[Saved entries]

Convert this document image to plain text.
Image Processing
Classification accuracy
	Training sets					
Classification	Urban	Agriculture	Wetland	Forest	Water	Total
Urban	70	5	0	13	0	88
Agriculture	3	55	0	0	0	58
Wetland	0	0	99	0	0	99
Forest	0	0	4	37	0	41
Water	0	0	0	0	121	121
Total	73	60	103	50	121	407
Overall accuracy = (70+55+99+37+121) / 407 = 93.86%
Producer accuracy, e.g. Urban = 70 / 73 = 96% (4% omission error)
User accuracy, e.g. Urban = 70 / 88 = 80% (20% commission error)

Work to do.
Copy out all of the data exactly, leaving nothing out.

Result for this task.
Convert this document image to plain text.
Image Processing
Classification accuracy
	Training sets					
Classification	Urban	Agriculture	Wetland	Forest	Water	Total
Urban	70	5	0	13	0	88
Agriculture	3	55	0	0	0	58
Wetland	0	0	99	0	0	99
Forest	0	0	4	37	0	41
Water	0	0	0	0	121	121
Total	73	60	103	50	121	407
Overall accuracy = (70+55+99+37+121) / 407 = 93.86%
Producer accuracy, e.g. Urban = 70 / 73 = 96% (4% omission error)
User accuracy, e.g. Urban = 70 / 88 = 80% (20% commission error)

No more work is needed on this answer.